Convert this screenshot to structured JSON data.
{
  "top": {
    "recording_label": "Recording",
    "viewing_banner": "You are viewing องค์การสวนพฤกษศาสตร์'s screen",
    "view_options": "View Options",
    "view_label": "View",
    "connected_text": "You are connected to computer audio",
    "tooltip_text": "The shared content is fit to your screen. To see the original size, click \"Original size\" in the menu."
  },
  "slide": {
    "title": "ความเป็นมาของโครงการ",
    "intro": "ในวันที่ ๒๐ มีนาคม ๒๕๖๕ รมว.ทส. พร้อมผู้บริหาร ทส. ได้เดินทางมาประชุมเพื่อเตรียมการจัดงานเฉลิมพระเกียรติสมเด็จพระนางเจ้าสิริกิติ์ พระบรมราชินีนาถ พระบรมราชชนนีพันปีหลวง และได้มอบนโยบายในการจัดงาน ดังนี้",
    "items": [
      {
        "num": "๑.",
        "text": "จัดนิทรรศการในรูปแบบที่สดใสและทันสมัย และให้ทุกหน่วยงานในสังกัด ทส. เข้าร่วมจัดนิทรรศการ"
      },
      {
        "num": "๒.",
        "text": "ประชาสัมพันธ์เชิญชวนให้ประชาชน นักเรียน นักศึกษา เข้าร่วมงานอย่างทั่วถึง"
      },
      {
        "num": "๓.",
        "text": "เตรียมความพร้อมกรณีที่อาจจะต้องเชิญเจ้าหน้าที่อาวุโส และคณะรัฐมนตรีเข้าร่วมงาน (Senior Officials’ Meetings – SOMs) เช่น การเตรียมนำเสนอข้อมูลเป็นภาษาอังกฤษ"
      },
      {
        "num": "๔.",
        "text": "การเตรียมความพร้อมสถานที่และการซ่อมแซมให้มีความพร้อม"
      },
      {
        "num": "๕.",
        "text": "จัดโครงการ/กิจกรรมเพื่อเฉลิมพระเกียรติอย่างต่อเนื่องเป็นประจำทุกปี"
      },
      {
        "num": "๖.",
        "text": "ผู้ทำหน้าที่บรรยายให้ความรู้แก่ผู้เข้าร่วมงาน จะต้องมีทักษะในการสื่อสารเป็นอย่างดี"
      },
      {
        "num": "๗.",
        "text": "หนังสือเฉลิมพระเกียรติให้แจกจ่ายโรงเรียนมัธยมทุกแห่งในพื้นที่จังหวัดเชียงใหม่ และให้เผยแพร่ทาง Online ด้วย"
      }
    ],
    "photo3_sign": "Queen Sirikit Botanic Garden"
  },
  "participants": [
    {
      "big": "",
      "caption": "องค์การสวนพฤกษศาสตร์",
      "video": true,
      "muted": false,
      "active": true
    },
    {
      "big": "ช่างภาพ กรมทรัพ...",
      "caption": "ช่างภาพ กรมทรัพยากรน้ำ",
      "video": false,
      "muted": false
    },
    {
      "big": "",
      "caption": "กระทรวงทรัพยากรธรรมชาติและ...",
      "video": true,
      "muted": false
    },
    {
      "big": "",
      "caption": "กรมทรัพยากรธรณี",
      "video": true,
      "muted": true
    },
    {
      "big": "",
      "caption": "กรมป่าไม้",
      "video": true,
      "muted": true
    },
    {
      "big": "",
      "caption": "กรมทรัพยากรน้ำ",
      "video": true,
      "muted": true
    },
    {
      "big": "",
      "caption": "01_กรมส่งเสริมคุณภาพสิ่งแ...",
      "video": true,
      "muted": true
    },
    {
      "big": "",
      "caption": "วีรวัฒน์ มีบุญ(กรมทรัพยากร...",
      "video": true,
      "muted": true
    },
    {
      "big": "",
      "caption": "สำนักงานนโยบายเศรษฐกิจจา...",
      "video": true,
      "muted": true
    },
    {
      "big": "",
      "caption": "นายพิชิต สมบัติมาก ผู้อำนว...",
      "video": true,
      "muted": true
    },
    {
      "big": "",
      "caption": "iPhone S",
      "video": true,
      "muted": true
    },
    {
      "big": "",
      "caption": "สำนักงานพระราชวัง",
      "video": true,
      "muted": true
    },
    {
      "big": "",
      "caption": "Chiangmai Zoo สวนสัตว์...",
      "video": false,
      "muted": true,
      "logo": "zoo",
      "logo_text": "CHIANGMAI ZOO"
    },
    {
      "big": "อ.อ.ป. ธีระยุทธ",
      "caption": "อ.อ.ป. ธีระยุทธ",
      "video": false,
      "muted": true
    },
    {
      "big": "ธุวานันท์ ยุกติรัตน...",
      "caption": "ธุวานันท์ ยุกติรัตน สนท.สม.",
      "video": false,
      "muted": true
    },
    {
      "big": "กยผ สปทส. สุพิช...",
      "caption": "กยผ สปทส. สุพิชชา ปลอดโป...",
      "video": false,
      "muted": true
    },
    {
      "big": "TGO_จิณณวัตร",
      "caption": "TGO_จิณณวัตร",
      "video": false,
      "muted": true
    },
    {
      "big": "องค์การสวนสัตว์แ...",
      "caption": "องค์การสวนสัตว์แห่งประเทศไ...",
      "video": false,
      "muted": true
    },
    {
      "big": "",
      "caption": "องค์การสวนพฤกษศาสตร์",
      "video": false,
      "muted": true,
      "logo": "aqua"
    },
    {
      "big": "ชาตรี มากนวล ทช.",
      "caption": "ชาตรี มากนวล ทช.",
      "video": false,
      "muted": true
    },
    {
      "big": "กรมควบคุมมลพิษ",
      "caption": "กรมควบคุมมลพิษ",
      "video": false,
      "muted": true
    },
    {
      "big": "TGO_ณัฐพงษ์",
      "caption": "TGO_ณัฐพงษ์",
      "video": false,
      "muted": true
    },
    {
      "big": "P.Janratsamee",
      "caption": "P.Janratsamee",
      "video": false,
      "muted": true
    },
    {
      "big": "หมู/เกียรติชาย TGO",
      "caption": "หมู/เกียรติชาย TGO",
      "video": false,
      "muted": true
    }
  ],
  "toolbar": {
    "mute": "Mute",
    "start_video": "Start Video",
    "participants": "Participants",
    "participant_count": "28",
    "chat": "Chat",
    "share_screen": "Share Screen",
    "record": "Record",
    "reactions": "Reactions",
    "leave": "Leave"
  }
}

____________________

→ Brief: Retype all the records, matching them exactly.

→ Result of this exercise:
Convert this screenshot to structured JSON data.
{
  "top": {
    "recording_label": "Recording",
    "viewing_banner": "You are viewing องค์การสวนพฤกษศาสตร์'s screen",
    "view_options": "View Options",
    "view_label": "View",
    "connected_text": "You are connected to computer audio",
    "tooltip_text": "The shared content is fit to your screen. To see the original size, click \"Original size\" in the menu."
  },
  "slide": {
    "title": "ความเป็นมาของโครงการ",
    "intro": "ในวันที่ ๒๐ มีนาคม ๒๕๖๕ รมว.ทส. พร้อมผู้บริหาร ทส. ได้เดินทางมาประชุมเพื่อเตรียมการจัดงานเฉลิมพระเกียรติสมเด็จพระนางเจ้าสิริกิติ์ พระบรมราชินีนาถ พระบรมราชชนนีพันปีหลวง และได้มอบนโยบายในการจัดงาน ดังนี้",
    "items": [
      {
        "num": "๑.",
        "text": "จัดนิทรรศการในรูปแบบที่สดใสและทันสมัย และให้ทุกหน่วยงานในสังกัด ทส. เข้าร่วมจัดนิทรรศการ"
      },
      {
        "num": "๒.",
        "text": "ประชาสัมพันธ์เชิญชวนให้ประชาชน นักเรียน นักศึกษา เข้าร่วมงานอย่างทั่วถึง"
      },
      {
        "num": "๓.",
        "text": "เตรียมความพร้อมกรณีที่อาจจะต้องเชิญเจ้าหน้าที่อาวุโส และคณะรัฐมนตรีเข้าร่วมงาน (Senior Officials’ Meetings – SOMs) เช่น การเตรียมนำเสนอข้อมูลเป็นภาษาอังกฤษ"
      },
      {
        "num": "๔.",
        "text": "การเตรียมความพร้อมสถานที่และการซ่อมแซมให้มีความพร้อม"
      },
      {
        "num": "๕.",
        "text": "จัดโครงการ/กิจกรรมเพื่อเฉลิมพระเกียรติอย่างต่อเนื่องเป็นประจำทุกปี"
      },
      {
        "num": "๖.",
        "text": "ผู้ทำหน้าที่บรรยายให้ความรู้แก่ผู้เข้าร่วมงาน จะต้องมีทักษะในการสื่อสารเป็นอย่างดี"
      },
      {
        "num": "๗.",
        "text": "หนังสือเฉลิมพระเกียรติให้แจกจ่ายโรงเรียนมัธยมทุกแห่งในพื้นที่จังหวัดเชียงใหม่ และให้เผยแพร่ทาง Online ด้วย"
      }
    ],
    "photo3_sign": "Queen Sirikit Botanic Garden"
  },
  "participants": [
    {
      "big": "",
      "caption": "องค์การสวนพฤกษศาสตร์",
      "video": true,
      "muted": false,
      "active": true
    },
    {
      "big": "ช่างภาพ กรมทรัพ...",
      "caption": "ช่างภาพ กรมทรัพยากรน้ำ",
      "video": false,
      "muted": false
    },
    {
      "big": "",
      "caption": "กระทรวงทรัพยากรธรรมชาติและ...",
      "video": true,
      "muted": false
    },
    {
      "big": "",
      "caption": "กรมทรัพยากรธรณี",
      "video": true,
      "muted": true
    },
    {
      "big": "",
      "caption": "กรมป่าไม้",
      "video": true,
      "muted": true
    },
    {
      "big": "",
      "caption": "กรมทรัพยากรน้ำ",
      "video": true,
      "muted": true
    },
    {
      "big": "",
      "caption": "01_กรมส่งเสริมคุณภาพสิ่งแ...",
      "video": true,
      "muted": true
    },
    {
      "big": "",
      "caption": "วีรวัฒน์ มีบุญ(กรมทรัพยากร...",
      "video": true,
      "muted": true
    },
    {
      "big": "",
      "caption": "สำนักงานนโยบายเศรษฐกิจจา...",
      "video": true,
      "muted": true
    },
    {
      "big": "",
      "caption": "นายพิชิต สมบัติมาก ผู้อำนว...",
      "video": true,
      "muted": true
    },
    {
      "big": "",
      "caption": "iPhone S",
      "video": true,
      "muted": true
    },
    {
      "big": "",
      "caption": "สำนักงานพระราชวัง",
      "video": true,
      "muted": true
    },
    {
      "big": "",
      "caption": "Chiangmai Zoo สวนสัตว์...",
      "video": false,
      "muted": true,
      "logo": "zoo",
      "logo_text": "CHIANGMAI ZOO"
    },
    {
      "big": "อ.อ.ป. ธีระยุทธ",
      "caption": "อ.อ.ป. ธีระยุทธ",
      "video": false,
      "muted": true
    },
    {
      "big": "ธุวานันท์ ยุกติรัตน...",
      "caption": "ธุวานันท์ ยุกติรัตน สนท.สม.",
      "video": false,
      "muted": true
    },
    {
      "big": "กยผ สปทส. สุพิช...",
      "caption": "กยผ สปทส. สุพิชชา ปลอดโป...",
      "video": false,
      "muted": true
    },
    {
      "big": "TGO_จิณณวัตร",
      "caption": "TGO_จิณณวัตร",
      "video": false,
      "muted": true
    },
    {
      "big": "องค์การสวนสัตว์แ...",
      "caption": "องค์การสวนสัตว์แห่งประเทศไ...",
      "video": false,
      "muted": true
    },
    {
      "big": "",
      "caption": "องค์การสวนพฤกษศาสตร์",
      "video": false,
      "muted": true,
      "logo": "aqua"
    },
    {
      "big": "ชาตรี มากนวล ทช.",
      "caption": "ชาตรี มากนวล ทช.",
      "video": false,
      "muted": true
    },
    {
      "big": "กรมควบคุมมลพิษ",
      "caption": "กรมควบคุมมลพิษ",
      "video": false,
      "muted": true
    },
    {
      "big": "TGO_ณัฐพงษ์",
      "caption": "TGO_ณัฐพงษ์",
      "video": false,
      "muted": true
    },
    {
      "big": "P.Janratsamee",
      "caption": "P.Janratsamee",
      "video": false,
      "muted": true
    },
    {
      "big": "หมู/เกียรติชาย TGO",
      "caption": "หมู/เกียรติชาย TGO",
      "video": false,
      "muted": true
    }
  ],
  "toolbar": {
    "mute": "Mute",
    "start_video": "Start Video",
    "participants": "Participants",
    "participant_count": "28",
    "chat": "Chat",
    "share_screen": "Share Screen",
    "record": "Record",
    "reactions": "Reactions",
    "leave": "Leave"
  }
}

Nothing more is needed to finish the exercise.